# DOCUMENT SECTION start

[PATCH 6/8] drm/amdgpu: meld together VM fragment and huge page handling

Thu Nov 8 16:50:31 UTC 2018

Hi Samuel,

yeah, that is a known issue and I was already looking into that all day 
today. Problem is that I can't reproduce it reliable.

Do you have any hint how to trigger that? E.g. memory exhaustion maybe?

Thanks,
Christian.

Am 08.11.18 um 17:17 schrieb Samuel Pitoiset:
> Hi,
>
> This change introduces GPU hangs with F1 2017 and Rise of Tomb Raider 
> on RADV/GFX9. I bisected the issue.
>
> Can you have a look?
>
> Thanks!
>
> On 9/12/18 10:54 AM, Christian König wrote:
>> This optimizes the generating of PTEs by walking the hierarchy only once
>> for a range and making changes as necessary.
>>
>> It allows for both huge (2MB) as well giant (1GB) pages to be used on
>> Vega and Raven.
>>
>> Signed-off-by: Christian König <christian.koenig at amd.com>
>> Reviewed-by: Felix Kuehling <Felix.Kuehling at amd.com>
>> Acked-by: Junwei Zhang <Jerry.Zhang at amd.com>
>> ---
>>   drivers/gpu/drm/amd/amdgpu/amdgpu_vm.c | 267 
>> ++++++++++++++++++---------------
>>   1 file changed, 147 insertions(+), 120 deletions(-)
>>
>> diff --git a/drivers/gpu/drm/amd/amdgpu/amdgpu_vm.c 
>> b/drivers/gpu/drm/amd/amdgpu/amdgpu_vm.c
>> index 747b6ff6fea7..328325324a1d 100644
>> --- a/drivers/gpu/drm/amd/amdgpu/amdgpu_vm.c
>> +++ b/drivers/gpu/drm/amd/amdgpu/amdgpu_vm.c
>> @@ -1488,46 +1488,76 @@ int amdgpu_vm_update_directories(struct 
>> amdgpu_device *adev,
>>   }
>>     /**
>> - * amdgpu_vm_handle_huge_pages - handle updating the PD with huge pages
>> + * amdgpu_vm_update_huge - figure out parameters for PTE updates
>>    *
>> - * @p: see amdgpu_pte_update_params definition
>> - * @entry: vm_pt entry to check
>> - * @parent: parent entry
>> - * @nptes: number of PTEs updated with this operation
>> - * @dst: destination address where the PTEs should point to
>> - * @flags: access flags fro the PTEs
>> - *
>> - * Check if we can update the PD with a huge page.

# DOCUMENT SECTION end
# SOURCE MATERIAL start

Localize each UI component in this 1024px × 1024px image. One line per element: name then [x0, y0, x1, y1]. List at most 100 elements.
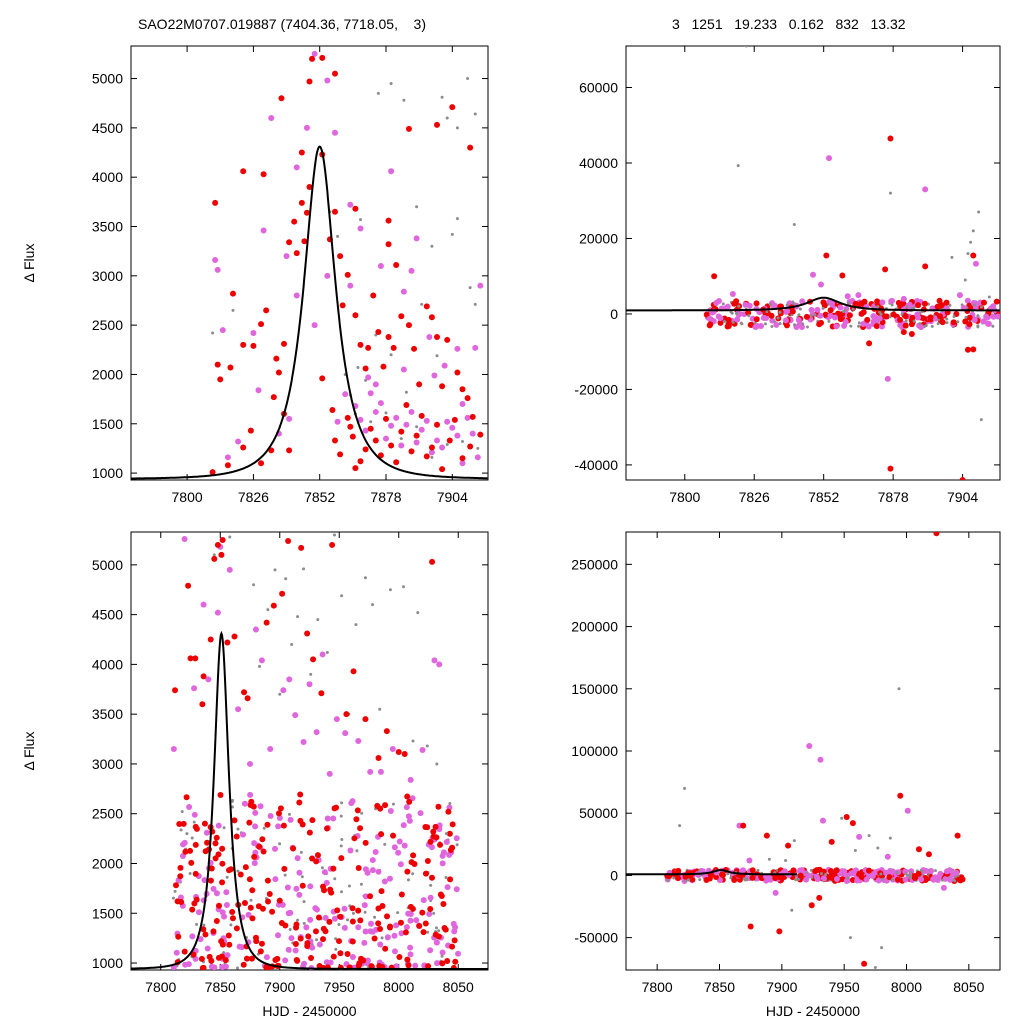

# SOURCE MATERIAL end

**TASK 1:**
Answer these from the amdgpu patch thread above, one line each, with answers marked (a), (b), (c):
(a) Which two games did Samuel Pitoiset report GPU hangs with?
(b) Which page sizes does the patch allow, and on which hardware?
(c) How many insertions and deletions does the patch make?
**TASK 2:**
Please carry on with the amdgpu patch thread above, picking up right after its last line.

**REPLY 1:**
(a) F1 2017 and Rise of Tomb Raider.
(b) Huge (2MB) and giant (1GB) pages, on Vega and Raven.
(c) 147 insertions and 120 deletions.

**REPLY 2:**
>> + * Make sure to set the right flags for the PTEs at the desired level.
>>    */
>> -static void amdgpu_vm_handle_huge_pages(struct 
>> amdgpu_pte_update_params *p,
>> -                    struct amdgpu_vm_pt *entry,
>> -                    struct amdgpu_vm_pt *parent,
>> -                    unsigned nptes, uint64_t dst,
>> -                    uint64_t flags)
>> -{
>> -    uint64_t pde;
>> +static void amdgpu_vm_update_huge(struct amdgpu_pte_update_params 
>> *params,
>> +                  struct amdgpu_bo *bo, unsigned level,
>> +                  uint64_t pe, uint64_t addr,
>> +                  unsigned count, uint32_t incr,
>> +                  uint64_t flags)
>>   -    /* In the case of a mixed PT the PDE must point to it*/
>> -    if (p->adev->asic_type >= CHIP_VEGA10 && !p->src &&
>> -        nptes == AMDGPU_VM_PTE_COUNT(p->adev)) {
>> -        /* Set the huge page flag to stop scanning at this PDE */
>> +{
>> +    if (level != AMDGPU_VM_PTB) {
>>           flags |= AMDGPU_PDE_PTE;
>> +        amdgpu_gmc_get_vm_pde(params->adev, level, &addr, &flags);
>>       }
>>   -    if (!(flags & AMDGPU_PDE_PTE)) {
>> -        if (entry->huge) {
>> -            /* Add the entry to the relocated list to update it. */
>> -            entry->huge = false;
>> -            amdgpu_vm_bo_relocated(&entry->base);
>> -        }
>> +    amdgpu_vm_update_func(params, bo, pe, addr, count, incr, flags);
>> +}
>> +
>> +/**
>> + * amdgpu_vm_fragment - get fragment for PTEs
>> + *
>> + * @params: see amdgpu_pte_update_params definition
>> + * @start: first PTE to handle
>> + * @end: last PTE to handle
>> + * @flags: hw mapping flags
>> + * @frag: resulting fragment size
>> + * @frag_end: end of this fragment
>> + *
>> + * Returns the first possible fragment for the start and end address.
>> + */
>> +static void amdgpu_vm_fragment(struct amdgpu_pte_update_params *params,
>> +                   uint64_t start, uint64_t end, uint64_t flags,
>> +                   unsigned int *frag, uint64_t *frag_end)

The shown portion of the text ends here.